**EXERCISE PROMPT**. Your task is to give the data again, exactly, with every line intact.
======
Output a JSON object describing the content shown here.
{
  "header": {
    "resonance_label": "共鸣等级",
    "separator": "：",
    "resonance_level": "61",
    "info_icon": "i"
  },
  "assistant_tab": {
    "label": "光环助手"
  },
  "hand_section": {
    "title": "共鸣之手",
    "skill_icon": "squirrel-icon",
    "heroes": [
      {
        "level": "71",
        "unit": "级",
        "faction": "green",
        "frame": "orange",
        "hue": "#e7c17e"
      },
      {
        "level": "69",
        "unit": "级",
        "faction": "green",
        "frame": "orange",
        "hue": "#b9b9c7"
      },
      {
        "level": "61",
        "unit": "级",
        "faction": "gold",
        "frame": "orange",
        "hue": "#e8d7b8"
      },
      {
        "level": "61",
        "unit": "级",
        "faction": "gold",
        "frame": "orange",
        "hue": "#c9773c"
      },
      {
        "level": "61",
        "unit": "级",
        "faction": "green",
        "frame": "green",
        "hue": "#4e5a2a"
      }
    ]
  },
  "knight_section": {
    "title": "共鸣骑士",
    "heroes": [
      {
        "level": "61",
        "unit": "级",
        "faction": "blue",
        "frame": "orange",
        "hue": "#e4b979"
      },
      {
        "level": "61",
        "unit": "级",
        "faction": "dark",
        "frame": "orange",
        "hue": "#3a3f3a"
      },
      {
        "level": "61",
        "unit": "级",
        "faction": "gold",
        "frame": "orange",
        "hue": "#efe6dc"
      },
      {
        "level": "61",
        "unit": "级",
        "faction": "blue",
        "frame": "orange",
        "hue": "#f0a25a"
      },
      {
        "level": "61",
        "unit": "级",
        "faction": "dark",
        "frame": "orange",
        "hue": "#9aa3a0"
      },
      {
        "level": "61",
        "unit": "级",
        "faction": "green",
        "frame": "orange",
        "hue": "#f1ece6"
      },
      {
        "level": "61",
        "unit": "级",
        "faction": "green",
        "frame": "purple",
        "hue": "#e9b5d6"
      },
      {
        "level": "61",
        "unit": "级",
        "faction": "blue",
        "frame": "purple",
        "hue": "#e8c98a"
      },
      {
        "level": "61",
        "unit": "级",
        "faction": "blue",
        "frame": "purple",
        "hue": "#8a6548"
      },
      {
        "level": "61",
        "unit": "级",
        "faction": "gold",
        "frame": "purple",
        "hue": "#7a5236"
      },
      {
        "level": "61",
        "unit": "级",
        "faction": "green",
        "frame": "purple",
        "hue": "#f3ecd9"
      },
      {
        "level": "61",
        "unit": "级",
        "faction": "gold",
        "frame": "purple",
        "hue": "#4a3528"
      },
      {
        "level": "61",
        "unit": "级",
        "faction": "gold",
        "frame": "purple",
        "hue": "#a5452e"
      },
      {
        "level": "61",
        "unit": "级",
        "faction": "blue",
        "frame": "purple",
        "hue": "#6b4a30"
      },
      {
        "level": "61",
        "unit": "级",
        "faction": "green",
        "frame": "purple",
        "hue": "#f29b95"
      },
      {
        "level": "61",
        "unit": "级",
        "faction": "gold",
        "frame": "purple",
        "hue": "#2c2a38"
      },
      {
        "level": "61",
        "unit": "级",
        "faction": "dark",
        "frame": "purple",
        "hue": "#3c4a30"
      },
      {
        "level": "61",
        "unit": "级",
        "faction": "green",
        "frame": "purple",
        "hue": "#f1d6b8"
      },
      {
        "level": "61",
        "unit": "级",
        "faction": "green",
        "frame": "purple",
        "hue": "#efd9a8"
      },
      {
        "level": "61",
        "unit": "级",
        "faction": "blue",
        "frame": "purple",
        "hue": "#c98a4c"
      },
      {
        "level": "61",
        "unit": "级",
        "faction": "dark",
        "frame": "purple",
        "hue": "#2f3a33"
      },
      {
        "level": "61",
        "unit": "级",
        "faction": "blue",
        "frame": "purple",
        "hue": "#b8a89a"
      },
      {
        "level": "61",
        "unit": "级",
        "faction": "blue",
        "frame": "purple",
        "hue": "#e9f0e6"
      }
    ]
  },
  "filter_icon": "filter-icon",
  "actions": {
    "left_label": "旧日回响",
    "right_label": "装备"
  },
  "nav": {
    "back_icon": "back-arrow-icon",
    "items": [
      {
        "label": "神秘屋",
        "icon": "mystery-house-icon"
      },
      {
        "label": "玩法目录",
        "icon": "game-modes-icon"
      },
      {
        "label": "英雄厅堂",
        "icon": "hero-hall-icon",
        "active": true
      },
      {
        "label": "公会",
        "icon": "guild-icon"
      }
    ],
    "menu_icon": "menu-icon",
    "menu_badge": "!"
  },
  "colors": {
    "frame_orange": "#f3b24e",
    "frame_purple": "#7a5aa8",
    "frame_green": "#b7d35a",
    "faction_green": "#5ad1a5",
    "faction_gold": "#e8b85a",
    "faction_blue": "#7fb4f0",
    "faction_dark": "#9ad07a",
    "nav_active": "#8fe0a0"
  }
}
======
**SOLVED PROBLEM**.
Output a JSON object describing the content shown here.
{
  "header": {
    "resonance_label": "共鸣等级",
    "separator": "：",
    "resonance_level": "61",
    "info_icon": "i"
  },
  "assistant_tab": {
    "label": "光环助手"
  },
  "hand_section": {
    "title": "共鸣之手",
    "skill_icon": "squirrel-icon",
    "heroes": [
      {
        "level": "71",
        "unit": "级",
        "faction": "green",
        "frame": "orange",
        "hue": "#e7c17e"
      },
      {
        "level": "69",
        "unit": "级",
        "faction": "green",
        "frame": "orange",
        "hue": "#b9b9c7"
      },
      {
        "level": "61",
        "unit": "级",
        "faction": "gold",
        "frame": "orange",
        "hue": "#e8d7b8"
      },
      {
        "level": "61",
        "unit": "级",
        "faction": "gold",
        "frame": "orange",
        "hue": "#c9773c"
      },
      {
        "level": "61",
        "unit": "级",
        "faction": "green",
        "frame": "green",
        "hue": "#4e5a2a"
      }
    ]
  },
  "knight_section": {
    "title": "共鸣骑士",
    "heroes": [
      {
        "level": "61",
        "unit": "级",
        "faction": "blue",
        "frame": "orange",
        "hue": "#e4b979"
      },
      {
        "level": "61",
        "unit": "级",
        "faction": "dark",
        "frame": "orange",
        "hue": "#3a3f3a"
      },
      {
        "level": "61",
        "unit": "级",
        "faction": "gold",
        "frame": "orange",
        "hue": "#efe6dc"
      },
      {
        "level": "61",
        "unit": "级",
        "faction": "blue",
        "frame": "orange",
        "hue": "#f0a25a"
      },
      {
        "level": "61",
        "unit": "级",
        "faction": "dark",
        "frame": "orange",
        "hue": "#9aa3a0"
      },
      {
        "level": "61",
        "unit": "级",
        "faction": "green",
        "frame": "orange",
        "hue": "#f1ece6"
      },
      {
        "level": "61",
        "unit": "级",
        "faction": "green",
        "frame": "purple",
        "hue": "#e9b5d6"
      },
      {
        "level": "61",
        "unit": "级",
        "faction": "blue",
        "frame": "purple",
        "hue": "#e8c98a"
      },
      {
        "level": "61",
        "unit": "级",
        "faction": "blue",
        "frame": "purple",
        "hue": "#8a6548"
      },
      {
        "level": "61",
        "unit": "级",
        "faction": "gold",
        "frame": "purple",
        "hue": "#7a5236"
      },
      {
        "level": "61",
        "unit": "级",
        "faction": "green",
        "frame": "purple",
        "hue": "#f3ecd9"
      },
      {
        "level": "61",
        "unit": "级",
        "faction": "gold",
        "frame": "purple",
        "hue": "#4a3528"
      },
      {
        "level": "61",
        "unit": "级",
        "faction": "gold",
        "frame": "purple",
        "hue": "#a5452e"
      },
      {
        "level": "61",
        "unit": "级",
        "faction": "blue",
        "frame": "purple",
        "hue": "#6b4a30"
      },
      {
        "level": "61",
        "unit": "级",
        "faction": "green",
        "frame": "purple",
        "hue": "#f29b95"
      },
      {
        "level": "61",
        "unit": "级",
        "faction": "gold",
        "frame": "purple",
        "hue": "#2c2a38"
      },
      {
        "level": "61",
        "unit": "级",
        "faction": "dark",
        "frame": "purple",
        "hue": "#3c4a30"
      },
      {
        "level": "61",
        "unit": "级",
        "faction": "green",
        "frame": "purple",
        "hue": "#f1d6b8"
      },
      {
        "level": "61",
        "unit": "级",
        "faction": "green",
        "frame": "purple",
        "hue": "#efd9a8"
      },
      {
        "level": "61",
        "unit": "级",
        "faction": "blue",
        "frame": "purple",
        "hue": "#c98a4c"
      },
      {
        "level": "61",
        "unit": "级",
        "faction": "dark",
        "frame": "purple",
        "hue": "#2f3a33"
      },
      {
        "level": "61",
        "unit": "级",
        "faction": "blue",
        "frame": "purple",
        "hue": "#b8a89a"
      },
      {
        "level": "61",
        "unit": "级",
        "faction": "blue",
        "frame": "purple",
        "hue": "#e9f0e6"
      }
    ]
  },
  "filter_icon": "filter-icon",
  "actions": {
    "left_label": "旧日回响",
    "right_label": "装备"
  },
  "nav": {
    "back_icon": "back-arrow-icon",
    "items": [
      {
        "label": "神秘屋",
        "icon": "mystery-house-icon"
      },
      {
        "label": "玩法目录",
        "icon": "game-modes-icon"
      },
      {
        "label": "英雄厅堂",
        "icon": "hero-hall-icon",
        "active": true
      },
      {
        "label": "公会",
        "icon": "guild-icon"
      }
    ],
    "menu_icon": "menu-icon",
    "menu_badge": "!"
  },
  "colors": {
    "frame_orange": "#f3b24e",
    "frame_purple": "#7a5aa8",
    "frame_green": "#b7d35a",
    "faction_green": "#5ad1a5",
    "faction_gold": "#e8b85a",
    "faction_blue": "#7fb4f0",
    "faction_dark": "#9ad07a",
    "nav_active": "#8fe0a0"
  }
}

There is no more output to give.